Required task:
Give the count of lines in the data that include "JSON", with no other words.

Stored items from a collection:
##########

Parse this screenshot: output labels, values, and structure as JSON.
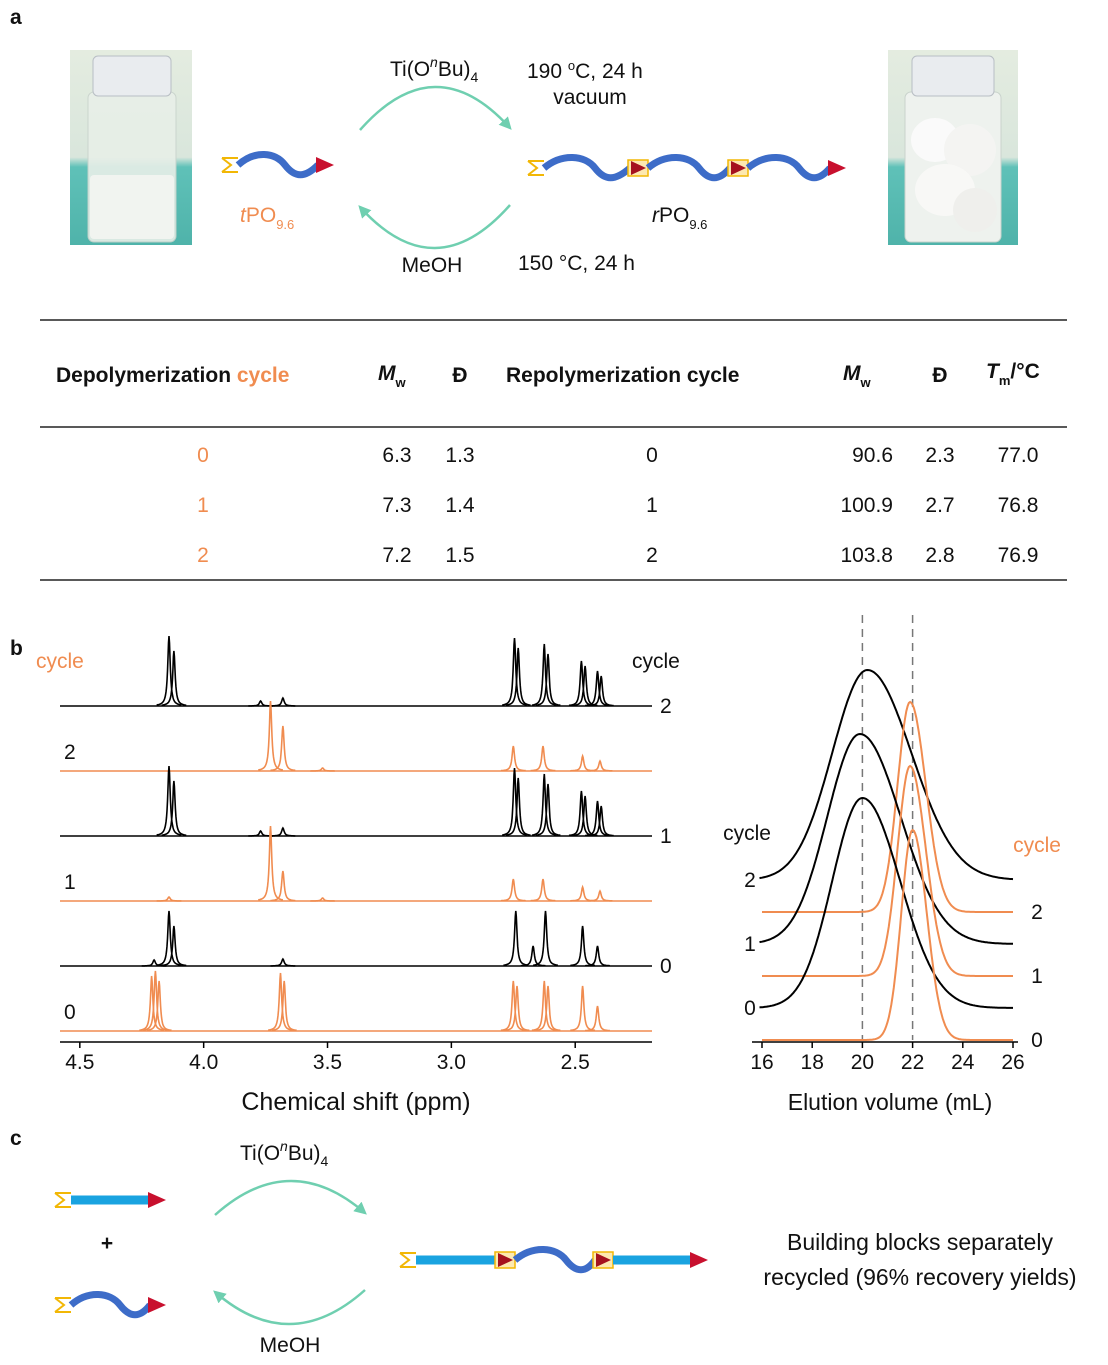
{
  "panel_labels": [
    "a",
    "b",
    "c"
  ],
  "scheme_a": {
    "catalyst": [
      "Ti(O",
      "n",
      "Bu)",
      "4"
    ],
    "forward_conditions": [
      "190 ",
      "o",
      "C, 24 h"
    ],
    "vacuum": "vacuum",
    "reverse_reagent": "MeOH",
    "reverse_conditions": "150 °C, 24 h",
    "left_polymer": [
      "t",
      "PO",
      "9.6"
    ],
    "right_polymer": [
      "r",
      "PO",
      "9.6"
    ]
  },
  "table": {
    "header": [
      [
        "Depolymerization",
        " cycle"
      ],
      [
        "M",
        "w"
      ],
      [
        "Đ"
      ],
      [
        "Repolymerization cycle"
      ],
      [
        "M",
        "w"
      ],
      [
        "Đ"
      ],
      [
        "T",
        "m",
        "/°C"
      ]
    ],
    "rows": [
      [
        "0",
        "6.3",
        "1.3",
        "0",
        "90.6",
        "2.3",
        "77.0"
      ],
      [
        "1",
        "7.3",
        "1.4",
        "1",
        "100.9",
        "2.7",
        "76.8"
      ],
      [
        "2",
        "7.2",
        "1.5",
        "2",
        "103.8",
        "2.8",
        "76.9"
      ]
    ]
  },
  "nmr": {
    "xlabel": "Chemical shift (ppm)",
    "xlim": [
      4.58,
      2.19
    ],
    "xticks": [
      4.5,
      {
        "value": 4,
        "label": "4.0"
      },
      3.5,
      {
        "value": 3,
        "label": "3.0"
      },
      2.5
    ],
    "left_heading": "cycle",
    "right_heading": "cycle",
    "traces": [
      {
        "label": "2",
        "color": "#000000",
        "peaks": [
          {
            "ppm": 4.14,
            "height": 70
          },
          {
            "ppm": 4.12,
            "height": 55
          },
          {
            "ppm": 3.77,
            "height": 5
          },
          {
            "ppm": 3.68,
            "height": 8
          },
          {
            "ppm": 2.745,
            "height": 68
          },
          {
            "ppm": 2.73,
            "height": 58
          },
          {
            "ppm": 2.625,
            "height": 62
          },
          {
            "ppm": 2.61,
            "height": 52
          },
          {
            "ppm": 2.475,
            "height": 45
          },
          {
            "ppm": 2.46,
            "height": 40
          },
          {
            "ppm": 2.41,
            "height": 35
          },
          {
            "ppm": 2.395,
            "height": 30
          }
        ]
      },
      {
        "label": "2",
        "color": "#f08c50",
        "peaks": [
          {
            "ppm": 3.73,
            "height": 70
          },
          {
            "ppm": 3.68,
            "height": 45
          },
          {
            "ppm": 3.52,
            "height": 3
          },
          {
            "ppm": 2.75,
            "height": 25
          },
          {
            "ppm": 2.63,
            "height": 25
          },
          {
            "ppm": 2.47,
            "height": 15
          },
          {
            "ppm": 2.4,
            "height": 10
          }
        ]
      },
      {
        "label": "1",
        "color": "#000000",
        "peaks": [
          {
            "ppm": 4.14,
            "height": 70
          },
          {
            "ppm": 4.12,
            "height": 55
          },
          {
            "ppm": 3.77,
            "height": 5
          },
          {
            "ppm": 3.68,
            "height": 8
          },
          {
            "ppm": 2.745,
            "height": 68
          },
          {
            "ppm": 2.73,
            "height": 58
          },
          {
            "ppm": 2.625,
            "height": 62
          },
          {
            "ppm": 2.61,
            "height": 52
          },
          {
            "ppm": 2.475,
            "height": 45
          },
          {
            "ppm": 2.46,
            "height": 40
          },
          {
            "ppm": 2.41,
            "height": 35
          },
          {
            "ppm": 2.395,
            "height": 30
          }
        ]
      },
      {
        "label": "1",
        "color": "#f08c50",
        "peaks": [
          {
            "ppm": 4.14,
            "height": 4
          },
          {
            "ppm": 3.73,
            "height": 75
          },
          {
            "ppm": 3.68,
            "height": 30
          },
          {
            "ppm": 3.52,
            "height": 3
          },
          {
            "ppm": 2.75,
            "height": 22
          },
          {
            "ppm": 2.63,
            "height": 22
          },
          {
            "ppm": 2.47,
            "height": 14
          },
          {
            "ppm": 2.4,
            "height": 10
          }
        ]
      },
      {
        "label": "0",
        "color": "#000000",
        "peaks": [
          {
            "ppm": 4.2,
            "height": 6
          },
          {
            "ppm": 4.14,
            "height": 55
          },
          {
            "ppm": 4.12,
            "height": 40
          },
          {
            "ppm": 3.68,
            "height": 7
          },
          {
            "ppm": 2.74,
            "height": 55
          },
          {
            "ppm": 2.67,
            "height": 20
          },
          {
            "ppm": 2.62,
            "height": 55
          },
          {
            "ppm": 2.47,
            "height": 40
          },
          {
            "ppm": 2.41,
            "height": 20
          }
        ]
      },
      {
        "label": "0",
        "color": "#f08c50",
        "peaks": [
          {
            "ppm": 4.21,
            "height": 55
          },
          {
            "ppm": 4.195,
            "height": 60
          },
          {
            "ppm": 4.18,
            "height": 50
          },
          {
            "ppm": 3.69,
            "height": 58
          },
          {
            "ppm": 3.675,
            "height": 50
          },
          {
            "ppm": 2.75,
            "height": 50
          },
          {
            "ppm": 2.735,
            "height": 45
          },
          {
            "ppm": 2.625,
            "height": 50
          },
          {
            "ppm": 2.61,
            "height": 45
          },
          {
            "ppm": 2.47,
            "height": 45
          },
          {
            "ppm": 2.41,
            "height": 25
          }
        ]
      }
    ]
  },
  "gpc": {
    "xlabel": "Elution volume (mL)",
    "xlim": [
      16,
      26
    ],
    "xticks": [
      16,
      18,
      20,
      22,
      24,
      26
    ],
    "reference_lines": [
      20,
      22
    ],
    "left_heading": "cycle",
    "right_heading": "cycle",
    "traces": [
      {
        "label": "2",
        "color": "#000000",
        "peak": 20.2,
        "width": 1.4
      },
      {
        "label": "2",
        "color": "#f08c50",
        "peak": 21.9,
        "width": 0.5
      },
      {
        "label": "1",
        "color": "#000000",
        "peak": 19.9,
        "width": 1.3
      },
      {
        "label": "1",
        "color": "#f08c50",
        "peak": 21.9,
        "width": 0.5
      },
      {
        "label": "0",
        "color": "#000000",
        "peak": 20.0,
        "width": 1.2
      },
      {
        "label": "0",
        "color": "#f08c50",
        "peak": 22.0,
        "width": 0.45
      }
    ]
  },
  "scheme_c": {
    "catalyst": [
      "Ti(O",
      "n",
      "Bu)",
      "4"
    ],
    "reagent": "MeOH",
    "plus": "+",
    "caption": [
      "Building blocks separately",
      "recycled (96% recovery yields)"
    ]
  }
}
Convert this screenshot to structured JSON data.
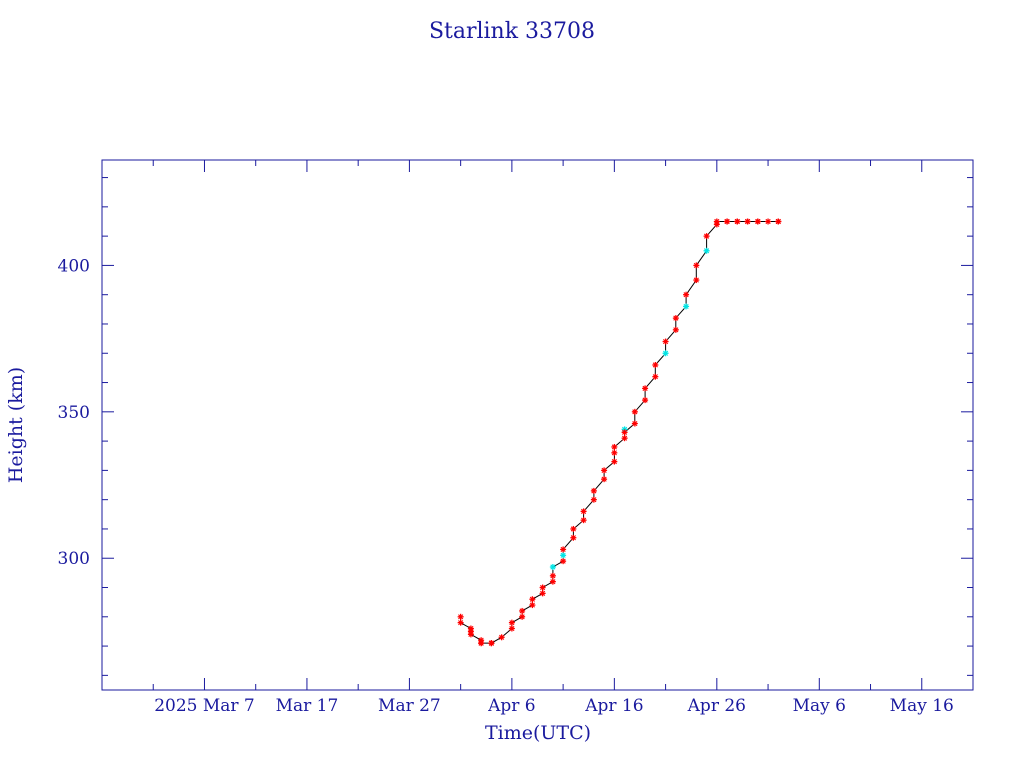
{
  "chart_data": {
    "type": "line",
    "title": "Starlink 33708",
    "xlabel": "Time(UTC)",
    "ylabel": "Height (km)",
    "x_tick_labels": [
      "2025 Mar  7",
      "Mar 17",
      "Mar 27",
      "Apr  6",
      "Apr 16",
      "Apr 26",
      "May  6",
      "May 16"
    ],
    "x_tick_dates": [
      "2025-03-07",
      "2025-03-17",
      "2025-03-27",
      "2025-04-06",
      "2025-04-16",
      "2025-04-26",
      "2025-05-06",
      "2025-05-16"
    ],
    "xlim": [
      "2025-02-25",
      "2025-05-21"
    ],
    "y_ticks": [
      300,
      350,
      400
    ],
    "ylim": [
      255,
      436
    ],
    "grid": false,
    "colors": {
      "axis": "#1a1a9e",
      "line": "#000000",
      "marker": "#ff0000",
      "marker_alt": "#00e5e5"
    },
    "series": [
      {
        "x": [
          "2025-04-01",
          "2025-04-01",
          "2025-04-02",
          "2025-04-02",
          "2025-04-02",
          "2025-04-03",
          "2025-04-03",
          "2025-04-03",
          "2025-04-04",
          "2025-04-04",
          "2025-04-04",
          "2025-04-05",
          "2025-04-06",
          "2025-04-06",
          "2025-04-07",
          "2025-04-07",
          "2025-04-08",
          "2025-04-08",
          "2025-04-09",
          "2025-04-09",
          "2025-04-10",
          "2025-04-10",
          "2025-04-10",
          "2025-04-11",
          "2025-04-11",
          "2025-04-11",
          "2025-04-12",
          "2025-04-12",
          "2025-04-13",
          "2025-04-13",
          "2025-04-14",
          "2025-04-14",
          "2025-04-15",
          "2025-04-15",
          "2025-04-16",
          "2025-04-16",
          "2025-04-16",
          "2025-04-17",
          "2025-04-17",
          "2025-04-17",
          "2025-04-18",
          "2025-04-18",
          "2025-04-19",
          "2025-04-19",
          "2025-04-20",
          "2025-04-20",
          "2025-04-21",
          "2025-04-21",
          "2025-04-22",
          "2025-04-22",
          "2025-04-23",
          "2025-04-23",
          "2025-04-24",
          "2025-04-24",
          "2025-04-25",
          "2025-04-25",
          "2025-04-26",
          "2025-04-26",
          "2025-04-27",
          "2025-04-27",
          "2025-04-28",
          "2025-04-28",
          "2025-04-29",
          "2025-04-29",
          "2025-04-30",
          "2025-04-30",
          "2025-05-01",
          "2025-05-02",
          "2025-05-02"
        ],
        "y": [
          280,
          278,
          276,
          275,
          274,
          272,
          271,
          271,
          271,
          271,
          271,
          273,
          276,
          278,
          280,
          282,
          284,
          286,
          288,
          290,
          292,
          294,
          297,
          299,
          301,
          303,
          307,
          310,
          313,
          316,
          320,
          323,
          327,
          330,
          333,
          336,
          338,
          341,
          344,
          343,
          346,
          350,
          354,
          358,
          362,
          366,
          370,
          374,
          378,
          382,
          386,
          390,
          395,
          400,
          405,
          410,
          414,
          415,
          415,
          415,
          415,
          415,
          415,
          415,
          415,
          415,
          415,
          415,
          415
        ],
        "highlight_indices": [
          22,
          24,
          38,
          46,
          50,
          54
        ]
      }
    ]
  }
}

##########

Answer below:
2